# start of Items

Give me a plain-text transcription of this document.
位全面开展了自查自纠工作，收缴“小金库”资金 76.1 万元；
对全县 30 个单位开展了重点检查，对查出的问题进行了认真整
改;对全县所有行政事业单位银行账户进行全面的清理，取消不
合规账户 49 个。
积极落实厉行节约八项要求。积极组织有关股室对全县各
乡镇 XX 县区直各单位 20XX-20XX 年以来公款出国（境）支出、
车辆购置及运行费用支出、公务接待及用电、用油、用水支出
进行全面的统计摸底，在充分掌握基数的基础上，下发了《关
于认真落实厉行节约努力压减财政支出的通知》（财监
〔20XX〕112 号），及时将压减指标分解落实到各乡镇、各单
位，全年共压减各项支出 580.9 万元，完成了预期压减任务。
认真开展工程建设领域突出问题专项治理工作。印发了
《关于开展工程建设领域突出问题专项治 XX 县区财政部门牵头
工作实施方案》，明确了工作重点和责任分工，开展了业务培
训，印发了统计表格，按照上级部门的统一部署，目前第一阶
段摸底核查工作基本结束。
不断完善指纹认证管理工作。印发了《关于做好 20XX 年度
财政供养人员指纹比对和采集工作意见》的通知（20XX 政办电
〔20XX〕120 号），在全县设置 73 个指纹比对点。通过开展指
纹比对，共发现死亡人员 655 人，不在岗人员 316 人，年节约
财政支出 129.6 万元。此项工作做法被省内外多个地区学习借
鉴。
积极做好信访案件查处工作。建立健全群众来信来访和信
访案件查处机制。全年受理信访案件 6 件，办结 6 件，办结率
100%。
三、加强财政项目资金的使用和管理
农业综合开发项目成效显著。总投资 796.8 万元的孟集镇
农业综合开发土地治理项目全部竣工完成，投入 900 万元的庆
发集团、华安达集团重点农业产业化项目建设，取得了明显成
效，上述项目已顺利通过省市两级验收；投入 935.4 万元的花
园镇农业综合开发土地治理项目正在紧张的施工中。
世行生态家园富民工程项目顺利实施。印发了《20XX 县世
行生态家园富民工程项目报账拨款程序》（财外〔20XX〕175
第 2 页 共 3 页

# end of Items

▶ [The problem]
Write down all the entries again without a single difference.

▶ [Full solution]
Give me a plain-text transcription of this document.
位全面开展了自查自纠工作，收缴“小金库”资金 76.1 万元；
对全县 30 个单位开展了重点检查，对查出的问题进行了认真整
改;对全县所有行政事业单位银行账户进行全面的清理，取消不
合规账户 49 个。
积极落实厉行节约八项要求。积极组织有关股室对全县各
乡镇 XX 县区直各单位 20XX-20XX 年以来公款出国（境）支出、
车辆购置及运行费用支出、公务接待及用电、用油、用水支出
进行全面的统计摸底，在充分掌握基数的基础上，下发了《关
于认真落实厉行节约努力压减财政支出的通知》（财监
〔20XX〕112 号），及时将压减指标分解落实到各乡镇、各单
位，全年共压减各项支出 580.9 万元，完成了预期压减任务。
认真开展工程建设领域突出问题专项治理工作。印发了
《关于开展工程建设领域突出问题专项治 XX 县区财政部门牵头
工作实施方案》，明确了工作重点和责任分工，开展了业务培
训，印发了统计表格，按照上级部门的统一部署，目前第一阶
段摸底核查工作基本结束。
不断完善指纹认证管理工作。印发了《关于做好 20XX 年度
财政供养人员指纹比对和采集工作意见》的通知（20XX 政办电
〔20XX〕120 号），在全县设置 73 个指纹比对点。通过开展指
纹比对，共发现死亡人员 655 人，不在岗人员 316 人，年节约
财政支出 129.6 万元。此项工作做法被省内外多个地区学习借
鉴。
积极做好信访案件查处工作。建立健全群众来信来访和信
访案件查处机制。全年受理信访案件 6 件，办结 6 件，办结率
100%。
三、加强财政项目资金的使用和管理
农业综合开发项目成效显著。总投资 796.8 万元的孟集镇
农业综合开发土地治理项目全部竣工完成，投入 900 万元的庆
发集团、华安达集团重点农业产业化项目建设，取得了明显成
效，上述项目已顺利通过省市两级验收；投入 935.4 万元的花
园镇农业综合开发土地治理项目正在紧张的施工中。
世行生态家园富民工程项目顺利实施。印发了《20XX 县世
行生态家园富民工程项目报账拨款程序》（财外〔20XX〕175
第 2 页 共 3 页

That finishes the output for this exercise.